## BEGIN

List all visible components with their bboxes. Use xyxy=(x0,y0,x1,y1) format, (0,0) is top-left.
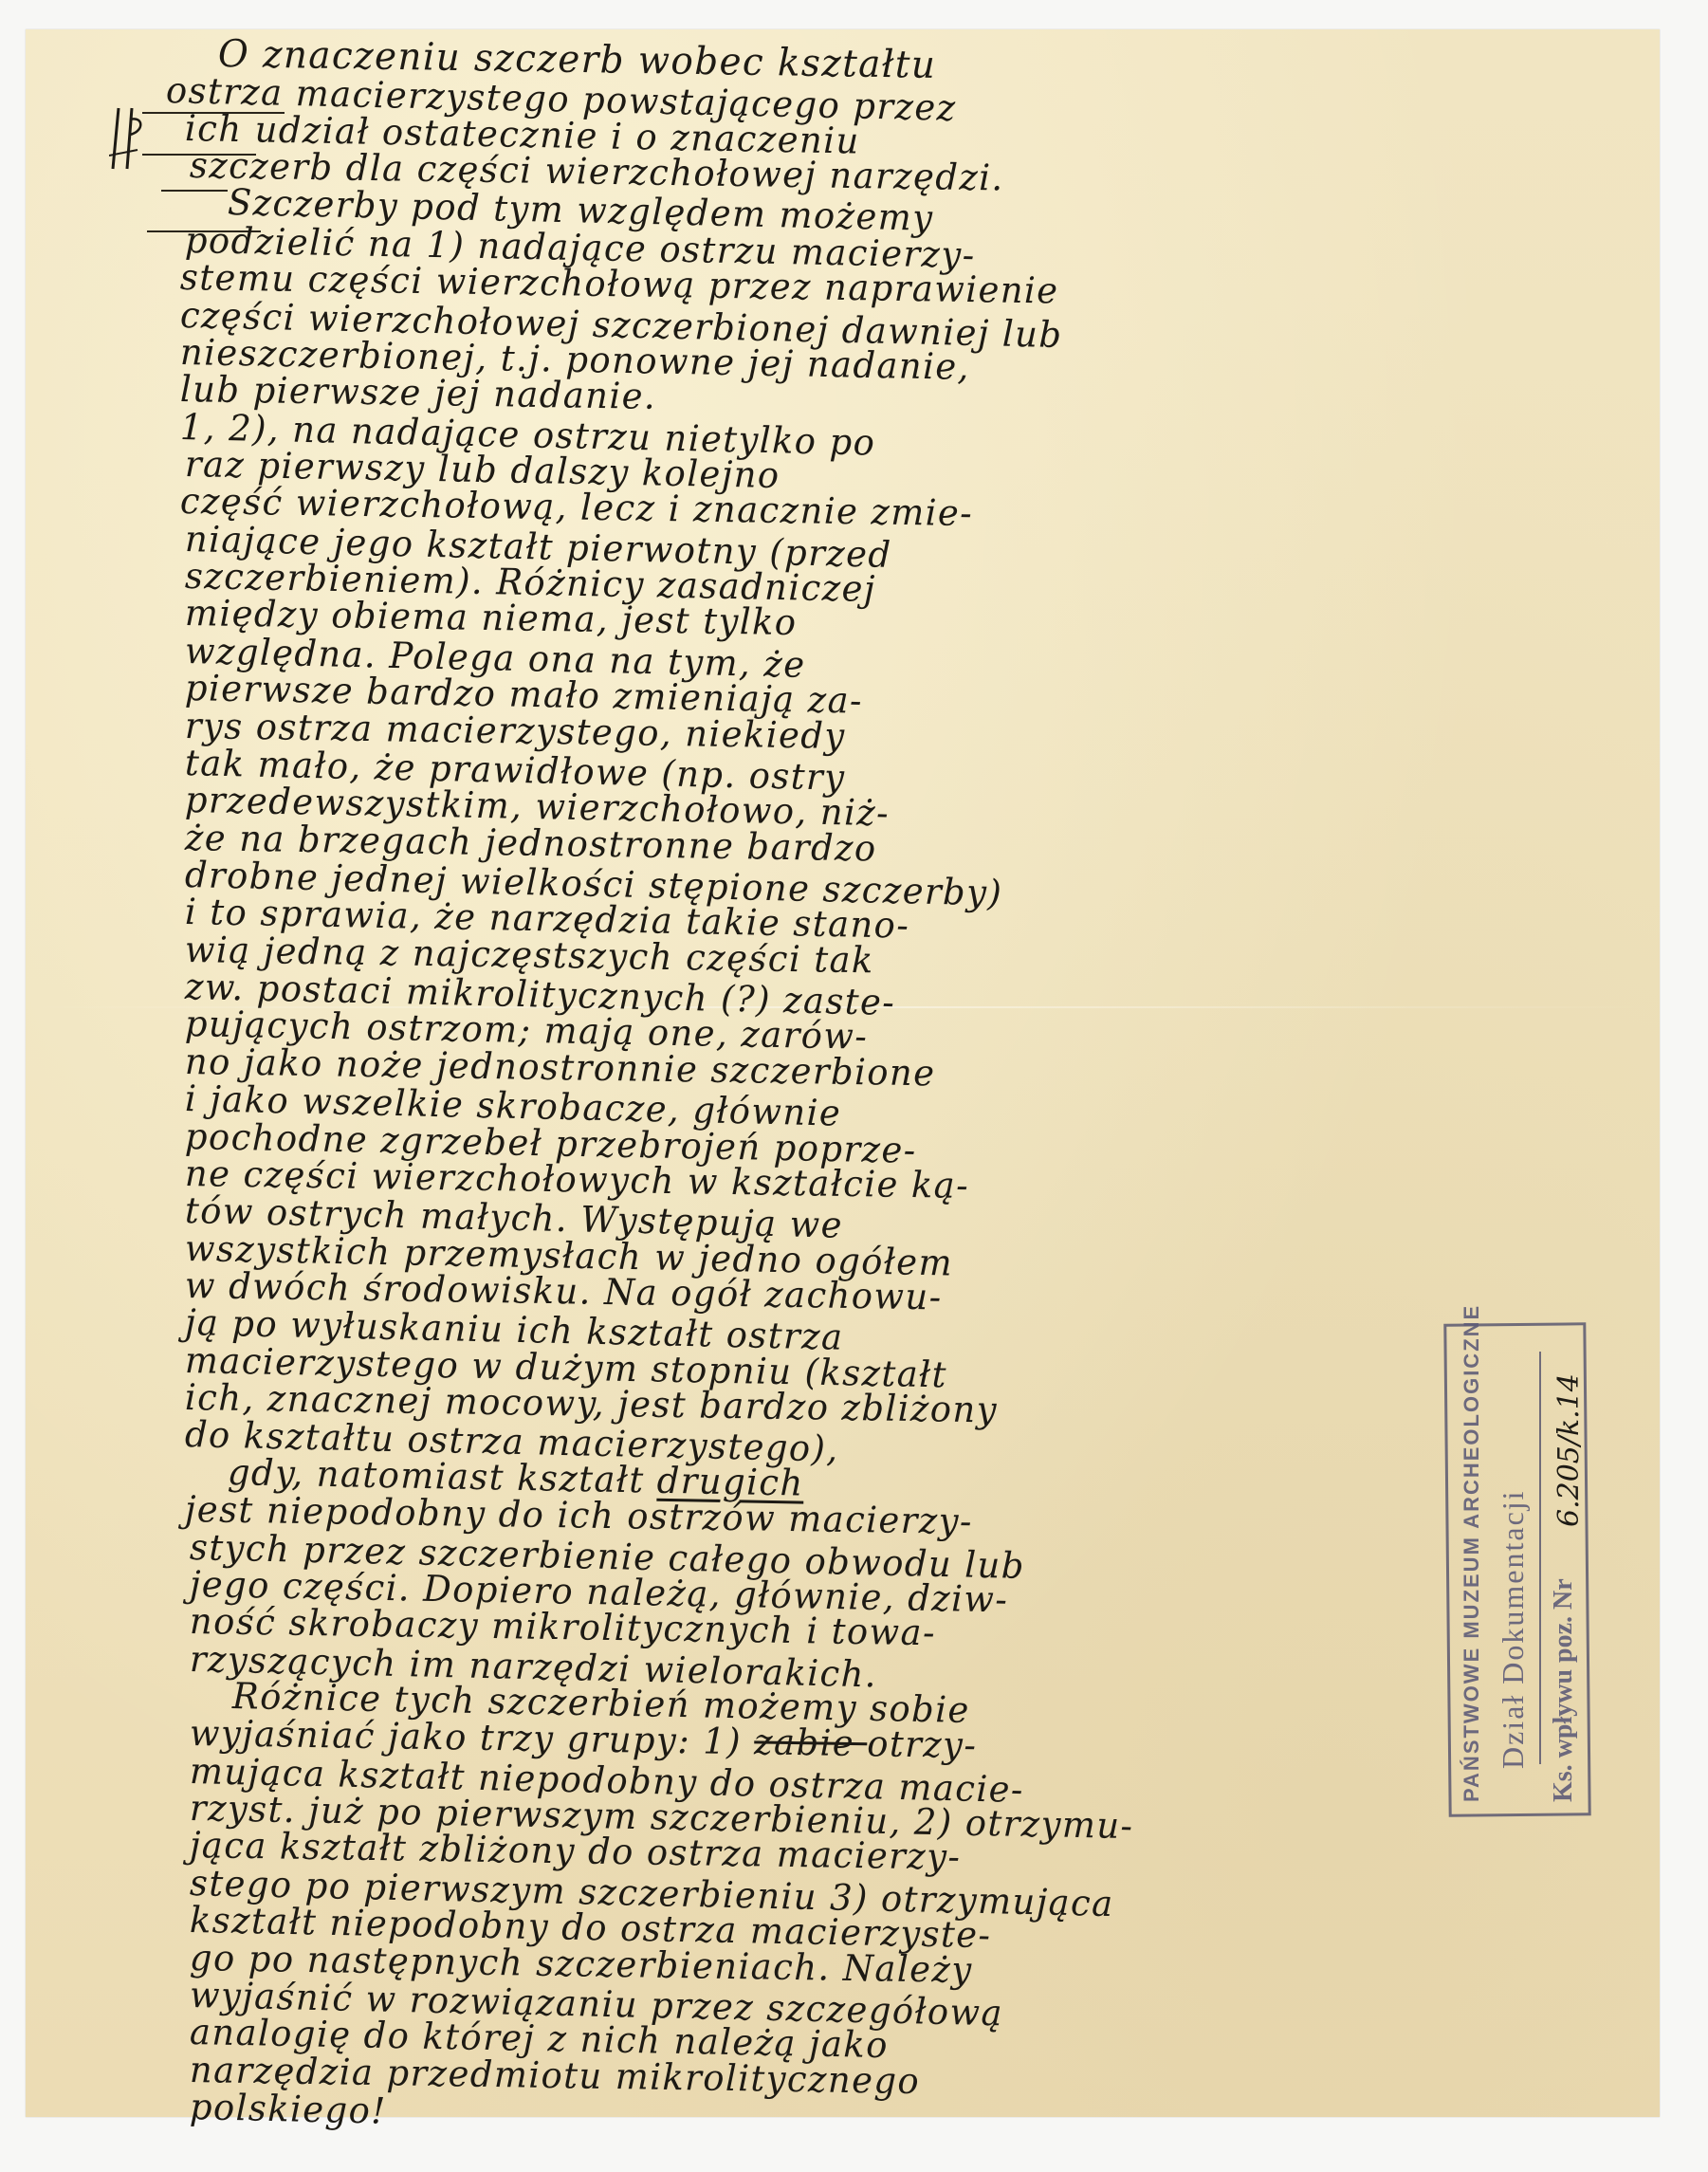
heading-rule-3 xyxy=(161,190,228,192)
struck-out-word: zabie xyxy=(754,1721,868,1765)
stamp-institution: PAŃSTWOWE MUZEUM ARCHEOLOGICZNE xyxy=(1460,1304,1484,1802)
stamp-divider xyxy=(1539,1352,1541,1764)
manuscript-line: polskiego! xyxy=(190,2086,388,2132)
stamp-entry-label: Ks. wpływu poz. Nr xyxy=(1549,1578,1579,1802)
margin-hash-mark-icon xyxy=(109,106,145,173)
stamp-department: Dział Dokumentacji xyxy=(1496,1489,1531,1769)
stamp-entry-number: 6.205/k.14 xyxy=(1552,1373,1586,1527)
archive-stamp: PAŃSTWOWE MUZEUM ARCHEOLOGICZNE Dział Do… xyxy=(1446,1323,1589,1816)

## END

* **Task details**
Set down every row above word for word, leaving out the picture.

* **Final answer**
List all visible components with their bboxes. Use xyxy=(x0,y0,x1,y1) format, (0,0) is top-left.
heading-rule-3 xyxy=(161,190,228,192)
struck-out-word: zabie xyxy=(754,1721,868,1765)
stamp-institution: PAŃSTWOWE MUZEUM ARCHEOLOGICZNE xyxy=(1460,1304,1484,1802)
stamp-divider xyxy=(1539,1352,1541,1764)
manuscript-line: polskiego! xyxy=(190,2086,388,2132)
stamp-entry-label: Ks. wpływu poz. Nr xyxy=(1549,1578,1579,1802)
margin-hash-mark-icon xyxy=(109,106,145,173)
stamp-department: Dział Dokumentacji xyxy=(1496,1489,1531,1769)
stamp-entry-number: 6.205/k.14 xyxy=(1552,1373,1586,1527)
archive-stamp: PAŃSTWOWE MUZEUM ARCHEOLOGICZNE Dział Do… xyxy=(1446,1323,1589,1816)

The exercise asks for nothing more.